» Short problem:
The complete listing should be restated exactly.

[Dataset entries]
= = = =
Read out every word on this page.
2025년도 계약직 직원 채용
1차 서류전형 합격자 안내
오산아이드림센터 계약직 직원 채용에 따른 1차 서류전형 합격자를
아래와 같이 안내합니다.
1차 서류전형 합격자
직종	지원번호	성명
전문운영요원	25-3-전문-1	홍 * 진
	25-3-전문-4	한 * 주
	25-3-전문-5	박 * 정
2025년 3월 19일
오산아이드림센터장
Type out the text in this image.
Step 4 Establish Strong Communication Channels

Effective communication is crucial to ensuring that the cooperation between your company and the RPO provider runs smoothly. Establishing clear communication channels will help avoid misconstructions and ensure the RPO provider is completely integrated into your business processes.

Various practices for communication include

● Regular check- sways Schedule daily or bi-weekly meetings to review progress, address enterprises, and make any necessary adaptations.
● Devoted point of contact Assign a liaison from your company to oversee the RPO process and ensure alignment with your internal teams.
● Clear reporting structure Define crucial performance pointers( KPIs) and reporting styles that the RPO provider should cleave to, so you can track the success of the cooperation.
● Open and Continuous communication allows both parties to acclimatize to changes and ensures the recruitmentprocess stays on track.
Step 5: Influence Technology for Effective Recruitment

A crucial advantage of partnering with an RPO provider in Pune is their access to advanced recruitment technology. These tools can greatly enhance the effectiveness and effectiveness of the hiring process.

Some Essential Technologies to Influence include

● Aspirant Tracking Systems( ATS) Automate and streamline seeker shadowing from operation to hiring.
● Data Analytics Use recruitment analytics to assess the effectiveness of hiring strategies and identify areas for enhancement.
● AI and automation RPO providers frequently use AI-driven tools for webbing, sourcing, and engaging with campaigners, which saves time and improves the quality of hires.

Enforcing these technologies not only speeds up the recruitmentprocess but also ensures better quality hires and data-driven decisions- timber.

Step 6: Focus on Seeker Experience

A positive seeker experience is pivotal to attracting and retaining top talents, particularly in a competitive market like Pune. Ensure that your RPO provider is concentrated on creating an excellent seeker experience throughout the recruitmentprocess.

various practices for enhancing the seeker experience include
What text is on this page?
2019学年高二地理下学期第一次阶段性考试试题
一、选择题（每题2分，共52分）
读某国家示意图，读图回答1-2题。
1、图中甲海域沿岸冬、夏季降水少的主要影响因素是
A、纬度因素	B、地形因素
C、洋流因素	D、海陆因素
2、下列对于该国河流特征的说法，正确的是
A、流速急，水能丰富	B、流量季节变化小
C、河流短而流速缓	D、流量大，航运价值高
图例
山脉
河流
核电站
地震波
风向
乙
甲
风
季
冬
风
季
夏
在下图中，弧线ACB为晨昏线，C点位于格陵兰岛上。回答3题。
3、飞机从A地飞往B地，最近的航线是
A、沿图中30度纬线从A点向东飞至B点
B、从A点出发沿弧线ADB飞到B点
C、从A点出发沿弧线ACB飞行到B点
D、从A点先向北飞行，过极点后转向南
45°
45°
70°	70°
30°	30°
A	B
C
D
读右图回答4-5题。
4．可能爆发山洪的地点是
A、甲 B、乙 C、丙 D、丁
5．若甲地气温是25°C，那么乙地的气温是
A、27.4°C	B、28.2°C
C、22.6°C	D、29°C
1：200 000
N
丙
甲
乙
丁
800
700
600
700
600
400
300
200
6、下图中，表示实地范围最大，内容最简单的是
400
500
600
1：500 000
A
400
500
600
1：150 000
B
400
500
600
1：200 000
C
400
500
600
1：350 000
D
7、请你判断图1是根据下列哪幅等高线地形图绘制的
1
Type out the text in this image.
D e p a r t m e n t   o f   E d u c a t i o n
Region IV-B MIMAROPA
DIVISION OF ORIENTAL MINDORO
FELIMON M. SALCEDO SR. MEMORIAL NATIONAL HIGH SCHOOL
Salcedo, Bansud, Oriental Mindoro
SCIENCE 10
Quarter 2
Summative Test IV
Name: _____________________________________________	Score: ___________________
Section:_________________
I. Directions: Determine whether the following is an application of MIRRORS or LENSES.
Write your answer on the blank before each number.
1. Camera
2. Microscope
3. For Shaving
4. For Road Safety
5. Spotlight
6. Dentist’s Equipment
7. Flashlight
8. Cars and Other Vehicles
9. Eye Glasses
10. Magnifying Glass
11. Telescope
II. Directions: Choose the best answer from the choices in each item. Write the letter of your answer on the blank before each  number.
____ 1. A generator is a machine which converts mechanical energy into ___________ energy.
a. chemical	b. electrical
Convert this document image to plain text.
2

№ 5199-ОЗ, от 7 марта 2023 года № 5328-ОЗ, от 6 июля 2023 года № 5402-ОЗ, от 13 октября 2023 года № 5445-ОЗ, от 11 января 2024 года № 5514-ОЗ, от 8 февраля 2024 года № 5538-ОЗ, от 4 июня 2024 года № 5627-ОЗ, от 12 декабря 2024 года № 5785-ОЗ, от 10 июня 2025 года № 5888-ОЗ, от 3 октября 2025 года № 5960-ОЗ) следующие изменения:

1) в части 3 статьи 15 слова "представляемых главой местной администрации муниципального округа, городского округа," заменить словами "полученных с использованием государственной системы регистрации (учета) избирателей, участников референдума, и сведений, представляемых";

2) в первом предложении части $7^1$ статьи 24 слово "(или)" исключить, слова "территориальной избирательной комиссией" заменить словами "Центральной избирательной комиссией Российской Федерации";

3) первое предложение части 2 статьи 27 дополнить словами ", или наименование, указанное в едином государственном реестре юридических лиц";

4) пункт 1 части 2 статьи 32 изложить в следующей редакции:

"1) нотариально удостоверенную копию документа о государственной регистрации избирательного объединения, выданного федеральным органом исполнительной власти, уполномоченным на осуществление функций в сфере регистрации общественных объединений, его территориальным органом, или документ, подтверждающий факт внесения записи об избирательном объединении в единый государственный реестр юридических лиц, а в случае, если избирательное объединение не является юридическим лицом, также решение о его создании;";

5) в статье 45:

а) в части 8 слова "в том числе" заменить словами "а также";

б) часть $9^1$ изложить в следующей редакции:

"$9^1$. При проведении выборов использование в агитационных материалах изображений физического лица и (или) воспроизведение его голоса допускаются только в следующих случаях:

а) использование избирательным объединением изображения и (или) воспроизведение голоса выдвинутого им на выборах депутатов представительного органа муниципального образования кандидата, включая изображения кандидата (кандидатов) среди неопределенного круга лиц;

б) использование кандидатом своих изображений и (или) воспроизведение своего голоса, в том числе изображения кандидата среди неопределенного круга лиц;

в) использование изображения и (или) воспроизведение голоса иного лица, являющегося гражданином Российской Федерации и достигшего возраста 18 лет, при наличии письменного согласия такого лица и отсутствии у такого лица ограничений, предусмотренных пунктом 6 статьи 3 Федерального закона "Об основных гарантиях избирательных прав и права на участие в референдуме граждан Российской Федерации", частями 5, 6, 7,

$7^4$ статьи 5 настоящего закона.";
= = = =
» Final answer:
Read out every word on this page.
2025년도 계약직 직원 채용
1차 서류전형 합격자 안내
오산아이드림센터 계약직 직원 채용에 따른 1차 서류전형 합격자를
아래와 같이 안내합니다.
1차 서류전형 합격자
직종	지원번호	성명
전문운영요원	25-3-전문-1	홍 * 진
	25-3-전문-4	한 * 주
	25-3-전문-5	박 * 정
2025년 3월 19일
오산아이드림센터장
Type out the text in this image.
Step 4 Establish Strong Communication Channels

Effective communication is crucial to ensuring that the cooperation between your company and the RPO provider runs smoothly. Establishing clear communication channels will help avoid misconstructions and ensure the RPO provider is completely integrated into your business processes.

Various practices for communication include

● Regular check- sways Schedule daily or bi-weekly meetings to review progress, address enterprises, and make any necessary adaptations.
● Devoted point of contact Assign a liaison from your company to oversee the RPO process and ensure alignment with your internal teams.
● Clear reporting structure Define crucial performance pointers( KPIs) and reporting styles that the RPO provider should cleave to, so you can track the success of the cooperation.
● Open and Continuous communication allows both parties to acclimatize to changes and ensures the recruitmentprocess stays on track.
Step 5: Influence Technology for Effective Recruitment

A crucial advantage of partnering with an RPO provider in Pune is their access to advanced recruitment technology. These tools can greatly enhance the effectiveness and effectiveness of the hiring process.

Some Essential Technologies to Influence include

● Aspirant Tracking Systems( ATS) Automate and streamline seeker shadowing from operation to hiring.
● Data Analytics Use recruitment analytics to assess the effectiveness of hiring strategies and identify areas for enhancement.
● AI and automation RPO providers frequently use AI-driven tools for webbing, sourcing, and engaging with campaigners, which saves time and improves the quality of hires.

Enforcing these technologies not only speeds up the recruitmentprocess but also ensures better quality hires and data-driven decisions- timber.

Step 6: Focus on Seeker Experience

A positive seeker experience is pivotal to attracting and retaining top talents, particularly in a competitive market like Pune. Ensure that your RPO provider is concentrated on creating an excellent seeker experience throughout the recruitmentprocess.

various practices for enhancing the seeker experience include
What text is on this page?
2019学年高二地理下学期第一次阶段性考试试题
一、选择题（每题2分，共52分）
读某国家示意图，读图回答1-2题。
1、图中甲海域沿岸冬、夏季降水少的主要影响因素是
A、纬度因素	B、地形因素
C、洋流因素	D、海陆因素
2、下列对于该国河流特征的说法，正确的是
A、流速急，水能丰富	B、流量季节变化小
C、河流短而流速缓	D、流量大，航运价值高
图例
山脉
河流
核电站
地震波
风向
乙
甲
风
季
冬
风
季
夏
在下图中，弧线ACB为晨昏线，C点位于格陵兰岛上。回答3题。
3、飞机从A地飞往B地，最近的航线是
A、沿图中30度纬线从A点向东飞至B点
B、从A点出发沿弧线ADB飞到B点
C、从A点出发沿弧线ACB飞行到B点
D、从A点先向北飞行，过极点后转向南
45°
45°
70°	70°
30°	30°
A	B
C
D
读右图回答4-5题。
4．可能爆发山洪的地点是
A、甲 B、乙 C、丙 D、丁
5．若甲地气温是25°C，那么乙地的气温是
A、27.4°C	B、28.2°C
C、22.6°C	D、29°C
1：200 000
N
丙
甲
乙
丁
800
700
600
700
600
400
300
200
6、下图中，表示实地范围最大，内容最简单的是
400
500
600
1：500 000
A
400
500
600
1：150 000
B
400
500
600
1：200 000
C
400
500
600
1：350 000
D
7、请你判断图1是根据下列哪幅等高线地形图绘制的
1
Type out the text in this image.
D e p a r t m e n t   o f   E d u c a t i o n
Region IV-B MIMAROPA
DIVISION OF ORIENTAL MINDORO
FELIMON M. SALCEDO SR. MEMORIAL NATIONAL HIGH SCHOOL
Salcedo, Bansud, Oriental Mindoro
SCIENCE 10
Quarter 2
Summative Test IV
Name: _____________________________________________	Score: ___________________
Section:_________________
I. Directions: Determine whether the following is an application of MIRRORS or LENSES.
Write your answer on the blank before each number.
1. Camera
2. Microscope
3. For Shaving
4. For Road Safety
5. Spotlight
6. Dentist’s Equipment
7. Flashlight
8. Cars and Other Vehicles
9. Eye Glasses
10. Magnifying Glass
11. Telescope
II. Directions: Choose the best answer from the choices in each item. Write the letter of your answer on the blank before each  number.
____ 1. A generator is a machine which converts mechanical energy into ___________ energy.
a. chemical	b. electrical
Convert this document image to plain text.
2

№ 5199-ОЗ, от 7 марта 2023 года № 5328-ОЗ, от 6 июля 2023 года № 5402-ОЗ, от 13 октября 2023 года № 5445-ОЗ, от 11 января 2024 года № 5514-ОЗ, от 8 февраля 2024 года № 5538-ОЗ, от 4 июня 2024 года № 5627-ОЗ, от 12 декабря 2024 года № 5785-ОЗ, от 10 июня 2025 года № 5888-ОЗ, от 3 октября 2025 года № 5960-ОЗ) следующие изменения:

1) в части 3 статьи 15 слова "представляемых главой местной администрации муниципального округа, городского округа," заменить словами "полученных с использованием государственной системы регистрации (учета) избирателей, участников референдума, и сведений, представляемых";

2) в первом предложении части $7^1$ статьи 24 слово "(или)" исключить, слова "территориальной избирательной комиссией" заменить словами "Центральной избирательной комиссией Российской Федерации";

3) первое предложение части 2 статьи 27 дополнить словами ", или наименование, указанное в едином государственном реестре юридических лиц";

4) пункт 1 части 2 статьи 32 изложить в следующей редакции:

"1) нотариально удостоверенную копию документа о государственной регистрации избирательного объединения, выданного федеральным органом исполнительной власти, уполномоченным на осуществление функций в сфере регистрации общественных объединений, его территориальным органом, или документ, подтверждающий факт внесения записи об избирательном объединении в единый государственный реестр юридических лиц, а в случае, если избирательное объединение не является юридическим лицом, также решение о его создании;";

5) в статье 45:

а) в части 8 слова "в том числе" заменить словами "а также";

б) часть $9^1$ изложить в следующей редакции:

"$9^1$. При проведении выборов использование в агитационных материалах изображений физического лица и (или) воспроизведение его голоса допускаются только в следующих случаях:

а) использование избирательным объединением изображения и (или) воспроизведение голоса выдвинутого им на выборах депутатов представительного органа муниципального образования кандидата, включая изображения кандидата (кандидатов) среди неопределенного круга лиц;

б) использование кандидатом своих изображений и (или) воспроизведение своего голоса, в том числе изображения кандидата среди неопределенного круга лиц;

в) использование изображения и (или) воспроизведение голоса иного лица, являющегося гражданином Российской Федерации и достигшего возраста 18 лет, при наличии письменного согласия такого лица и отсутствии у такого лица ограничений, предусмотренных пунктом 6 статьи 3 Федерального закона "Об основных гарантиях избирательных прав и права на участие в референдуме граждан Российской Федерации", частями 5, 6, 7,

$7^4$ статьи 5 настоящего закона.";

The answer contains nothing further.